[Start of MATERIAL FOR THIS EXERCISE]
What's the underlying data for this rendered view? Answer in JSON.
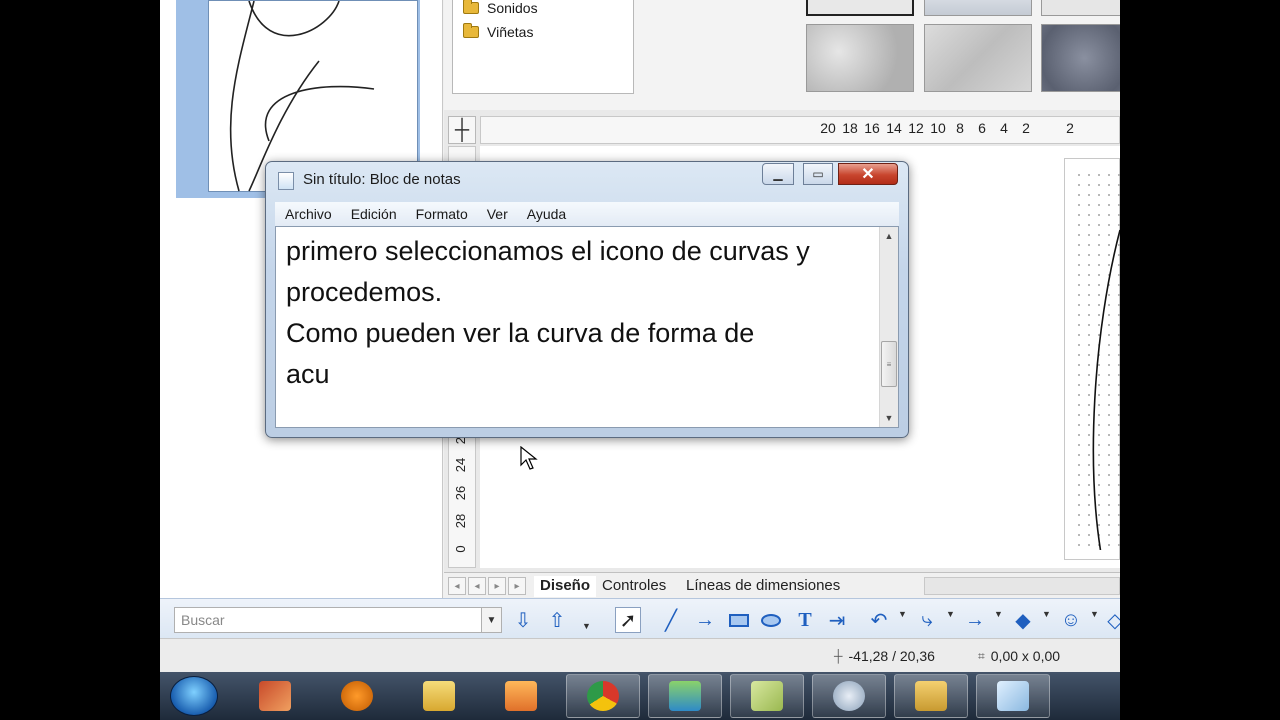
{
  "gallery": {
    "folders": [
      {
        "label": "Sonidos"
      },
      {
        "label": "Viñetas"
      }
    ]
  },
  "ruler": {
    "h_ticks": [
      "20",
      "18",
      "16",
      "14",
      "12",
      "10",
      "8",
      "6",
      "4",
      "2",
      "",
      "2"
    ],
    "v_ticks": [
      "22",
      "24",
      "26",
      "28",
      "0"
    ]
  },
  "notepad": {
    "title": "Sin título: Bloc de notas",
    "menu": [
      "Archivo",
      "Edición",
      "Formato",
      "Ver",
      "Ayuda"
    ],
    "content": "primero seleccionamos el icono de curvas y\nprocedemos.\nComo pueden ver la curva de forma de\nacu"
  },
  "tabs": {
    "diseno": "Diseño",
    "controles": "Controles",
    "lineas": "Líneas de dimensiones"
  },
  "toolbar": {
    "search_placeholder": "Buscar"
  },
  "statusbar": {
    "position": "-41,28 / 20,36",
    "size": "0,00 x 0,00"
  },
  "colors": {
    "accent": "#1f5fbf",
    "close_button": "#c8452e",
    "taskbar": "#1e2a3a"
  },
  "icons": [
    "folder-icon",
    "arrow-down-icon",
    "arrow-up-icon",
    "select-pointer-icon",
    "line-icon",
    "arrow-line-icon",
    "rectangle-icon",
    "ellipse-icon",
    "text-icon",
    "dimension-icon",
    "curve-icon",
    "connector-icon",
    "arrow-icon",
    "diamond-icon",
    "smiley-icon"
  ]
}
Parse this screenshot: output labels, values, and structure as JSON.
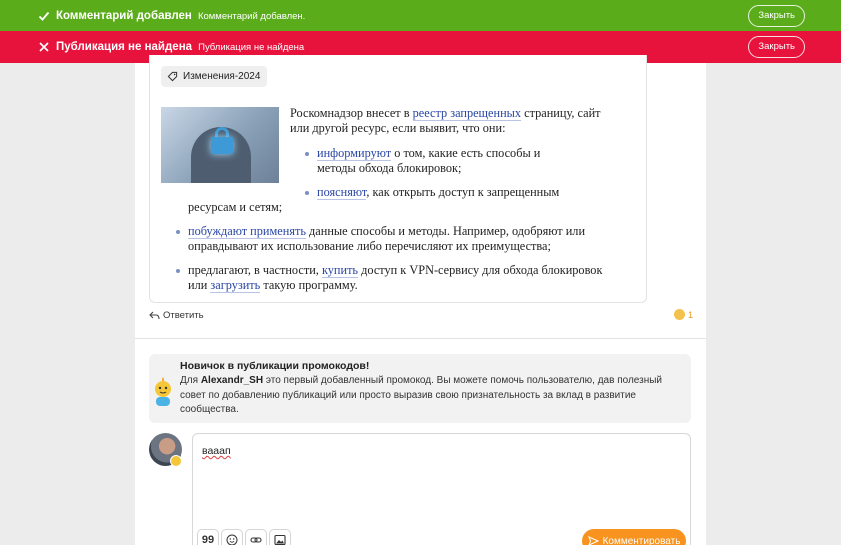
{
  "toasts": [
    {
      "type": "success",
      "title": "Комментарий добавлен",
      "message": "Комментарий добавлен.",
      "close_label": "Закрыть",
      "color": "#5bac1a"
    },
    {
      "type": "error",
      "title": "Публикация не найдена",
      "message": "Публикация не найдена",
      "close_label": "Закрыть",
      "color": "#e8133c"
    }
  ],
  "comment": {
    "tag": "Изменения-2024",
    "intro_before": "Роскомнадзор внесет в ",
    "intro_link": "реестр запрещенных",
    "intro_after": " страницу, сайт или другой ресурс, если выявит, что они:",
    "items": [
      {
        "link": "информируют",
        "text": " о том, какие есть способы и методы обхода блокировок;"
      },
      {
        "link": "поясняют",
        "text_line1": ", как открыть доступ к запрещенным",
        "text_line2": "ресурсам и сетям;"
      },
      {
        "link": "побуждают применять",
        "text_line1": " данные способы и методы. Например, одобряют или",
        "text_line2": "оправдывают их использование либо перечисляют их преимущества;"
      },
      {
        "text_before": "предлагают, в частности, ",
        "link1": "купить",
        "text_mid": " доступ к VPN-сервису для обхода блокировок",
        "text_or": "или ",
        "link2": "загрузить",
        "text_after": " такую программу."
      }
    ],
    "reply_label": "Ответить",
    "reaction_count": "1"
  },
  "promo": {
    "title": "Новичок в публикации промокодов!",
    "body_before": "Для ",
    "username": "Alexandr_SH",
    "body_after": " это первый добавленный промокод. Вы можете помочь пользователю, дав полезный совет по добавлению публикаций или просто выразив свою признательность за вклад в развитие сообщества."
  },
  "editor": {
    "text": "вааап",
    "tools": [
      "quote-icon",
      "emoji-icon",
      "link-icon",
      "image-icon"
    ],
    "quote_glyph": "99",
    "submit_label": "Комментировать",
    "accent": "#f7931e"
  }
}
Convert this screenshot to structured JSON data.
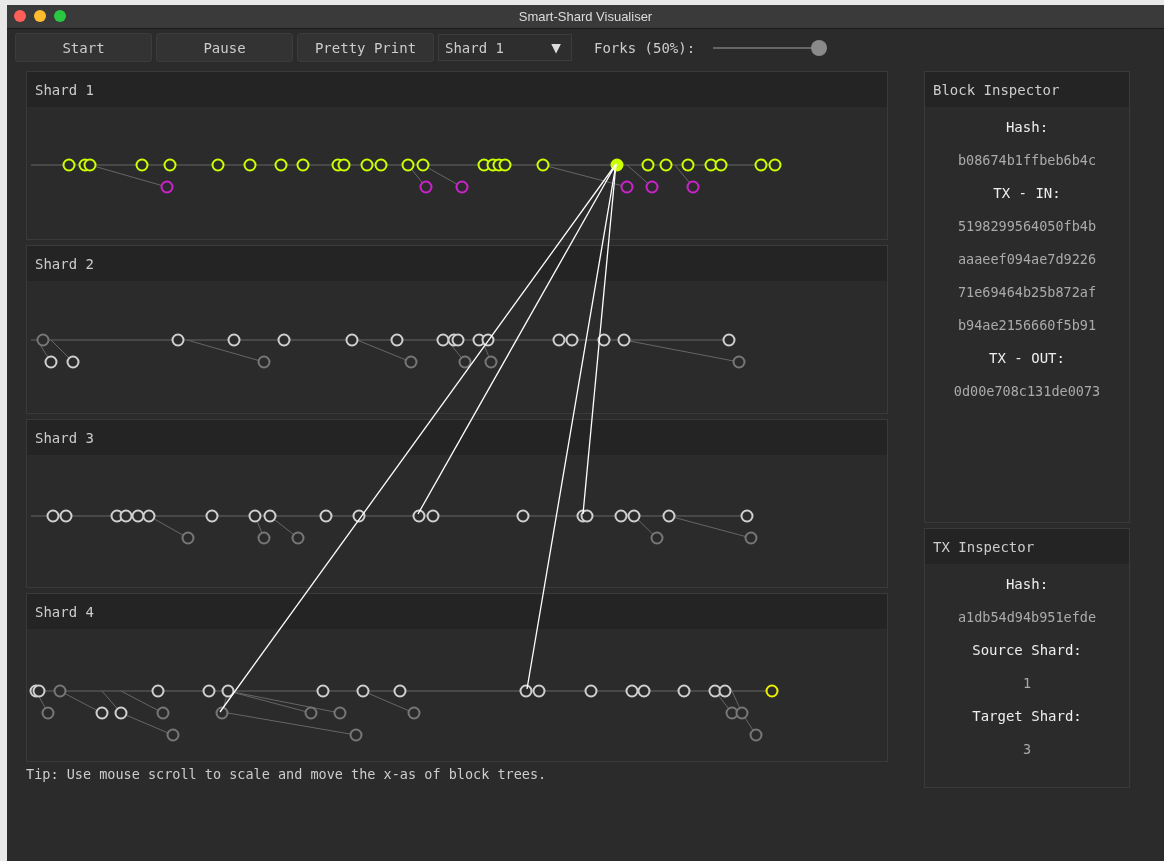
{
  "window": {
    "title": "Smart-Shard Visualiser"
  },
  "toolbar": {
    "buttons": [
      "Start",
      "Pause",
      "Pretty Print"
    ],
    "shard_select": {
      "value": "Shard 1",
      "arrow": "▼"
    },
    "forks": {
      "label": "Forks (50%):",
      "level": 1.0
    }
  },
  "shards": [
    {
      "title": "Shard 1"
    },
    {
      "title": "Shard 2"
    },
    {
      "title": "Shard 3"
    },
    {
      "title": "Shard 4"
    }
  ],
  "tip": "Tip: Use mouse scroll to scale and move the x-as of block trees.",
  "block_inspector": {
    "title": "Block Inspector",
    "lines": [
      {
        "kind": "label",
        "text": "Hash:"
      },
      {
        "kind": "value",
        "text": "b08674b1ffbeb6b4c"
      },
      {
        "kind": "label",
        "text": "TX - IN:"
      },
      {
        "kind": "value",
        "text": "5198299564050fb4b"
      },
      {
        "kind": "value",
        "text": "aaaeef094ae7d9226"
      },
      {
        "kind": "value",
        "text": "71e69464b25b872af"
      },
      {
        "kind": "value",
        "text": "b94ae2156660f5b91"
      },
      {
        "kind": "label",
        "text": "TX - OUT:"
      },
      {
        "kind": "value",
        "text": "0d00e708c131de0073"
      }
    ]
  },
  "tx_inspector": {
    "title": "TX Inspector",
    "lines": [
      {
        "kind": "label",
        "text": "Hash:"
      },
      {
        "kind": "value",
        "text": "a1db54d94b951efde"
      },
      {
        "kind": "label",
        "text": "Source Shard:"
      },
      {
        "kind": "value",
        "text": "1"
      },
      {
        "kind": "label",
        "text": "Target Shard:"
      },
      {
        "kind": "value",
        "text": "3"
      }
    ]
  }
}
[End of MATERIAL FOR THIS EXERCISE]
### WRITTEN TASK
Set the listing down in full and exactly. Pictures within it should not appear in the copy.

### ANSWER TO THIS EXERCISE
What's the underlying data for this rendered view? Answer in JSON.
{
  "gallery": {
    "folders": [
      {
        "label": "Sonidos"
      },
      {
        "label": "Viñetas"
      }
    ]
  },
  "ruler": {
    "h_ticks": [
      "20",
      "18",
      "16",
      "14",
      "12",
      "10",
      "8",
      "6",
      "4",
      "2",
      "",
      "2"
    ],
    "v_ticks": [
      "22",
      "24",
      "26",
      "28",
      "0"
    ]
  },
  "notepad": {
    "title": "Sin título: Bloc de notas",
    "menu": [
      "Archivo",
      "Edición",
      "Formato",
      "Ver",
      "Ayuda"
    ],
    "content": "primero seleccionamos el icono de curvas y\nprocedemos.\nComo pueden ver la curva de forma de\nacu"
  },
  "tabs": {
    "diseno": "Diseño",
    "controles": "Controles",
    "lineas": "Líneas de dimensiones"
  },
  "toolbar": {
    "search_placeholder": "Buscar"
  },
  "statusbar": {
    "position": "-41,28 / 20,36",
    "size": "0,00 x 0,00"
  },
  "colors": {
    "accent": "#1f5fbf",
    "close_button": "#c8452e",
    "taskbar": "#1e2a3a"
  },
  "icons": [
    "folder-icon",
    "arrow-down-icon",
    "arrow-up-icon",
    "select-pointer-icon",
    "line-icon",
    "arrow-line-icon",
    "rectangle-icon",
    "ellipse-icon",
    "text-icon",
    "dimension-icon",
    "curve-icon",
    "connector-icon",
    "arrow-icon",
    "diamond-icon",
    "smiley-icon"
  ]
}
Parse this screenshot: output labels, values, and structure as JSON.
{
  "toasts": [
    {
      "type": "success",
      "title": "Комментарий добавлен",
      "message": "Комментарий добавлен.",
      "close_label": "Закрыть",
      "color": "#5bac1a"
    },
    {
      "type": "error",
      "title": "Публикация не найдена",
      "message": "Публикация не найдена",
      "close_label": "Закрыть",
      "color": "#e8133c"
    }
  ],
  "comment": {
    "tag": "Изменения-2024",
    "intro_before": "Роскомнадзор внесет в ",
    "intro_link": "реестр запрещенных",
    "intro_after": " страницу, сайт или другой ресурс, если выявит, что они:",
    "items": [
      {
        "link": "информируют",
        "text": " о том, какие есть способы и методы обхода блокировок;"
      },
      {
        "link": "поясняют",
        "text_line1": ", как открыть доступ к запрещенным",
        "text_line2": "ресурсам и сетям;"
      },
      {
        "link": "побуждают применять",
        "text_line1": " данные способы и методы. Например, одобряют или",
        "text_line2": "оправдывают их использование либо перечисляют их преимущества;"
      },
      {
        "text_before": "предлагают, в частности, ",
        "link1": "купить",
        "text_mid": " доступ к VPN-сервису для обхода блокировок",
        "text_or": "или ",
        "link2": "загрузить",
        "text_after": " такую программу."
      }
    ],
    "reply_label": "Ответить",
    "reaction_count": "1"
  },
  "promo": {
    "title": "Новичок в публикации промокодов!",
    "body_before": "Для ",
    "username": "Alexandr_SH",
    "body_after": " это первый добавленный промокод. Вы можете помочь пользователю, дав полезный совет по добавлению публикаций или просто выразив свою признательность за вклад в развитие сообщества."
  },
  "editor": {
    "text": "вааап",
    "tools": [
      "quote-icon",
      "emoji-icon",
      "link-icon",
      "image-icon"
    ],
    "quote_glyph": "99",
    "submit_label": "Комментировать",
    "accent": "#f7931e"
  }
}
Convert this screenshot to structured JSON data.
{
  "window": {
    "title": "Smart-Shard Visualiser"
  },
  "toolbar": {
    "buttons": [
      "Start",
      "Pause",
      "Pretty Print"
    ],
    "shard_select": {
      "value": "Shard 1",
      "arrow": "▼"
    },
    "forks": {
      "label": "Forks (50%):",
      "level": 1.0
    }
  },
  "shards": [
    {
      "title": "Shard 1"
    },
    {
      "title": "Shard 2"
    },
    {
      "title": "Shard 3"
    },
    {
      "title": "Shard 4"
    }
  ],
  "tip": "Tip: Use mouse scroll to scale and move the x-as of block trees.",
  "block_inspector": {
    "title": "Block Inspector",
    "lines": [
      {
        "kind": "label",
        "text": "Hash:"
      },
      {
        "kind": "value",
        "text": "b08674b1ffbeb6b4c"
      },
      {
        "kind": "label",
        "text": "TX - IN:"
      },
      {
        "kind": "value",
        "text": "5198299564050fb4b"
      },
      {
        "kind": "value",
        "text": "aaaeef094ae7d9226"
      },
      {
        "kind": "value",
        "text": "71e69464b25b872af"
      },
      {
        "kind": "value",
        "text": "b94ae2156660f5b91"
      },
      {
        "kind": "label",
        "text": "TX - OUT:"
      },
      {
        "kind": "value",
        "text": "0d00e708c131de0073"
      }
    ]
  },
  "tx_inspector": {
    "title": "TX Inspector",
    "lines": [
      {
        "kind": "label",
        "text": "Hash:"
      },
      {
        "kind": "value",
        "text": "a1db54d94b951efde"
      },
      {
        "kind": "label",
        "text": "Source Shard:"
      },
      {
        "kind": "value",
        "text": "1"
      },
      {
        "kind": "label",
        "text": "Target Shard:"
      },
      {
        "kind": "value",
        "text": "3"
      }
    ]
  }
}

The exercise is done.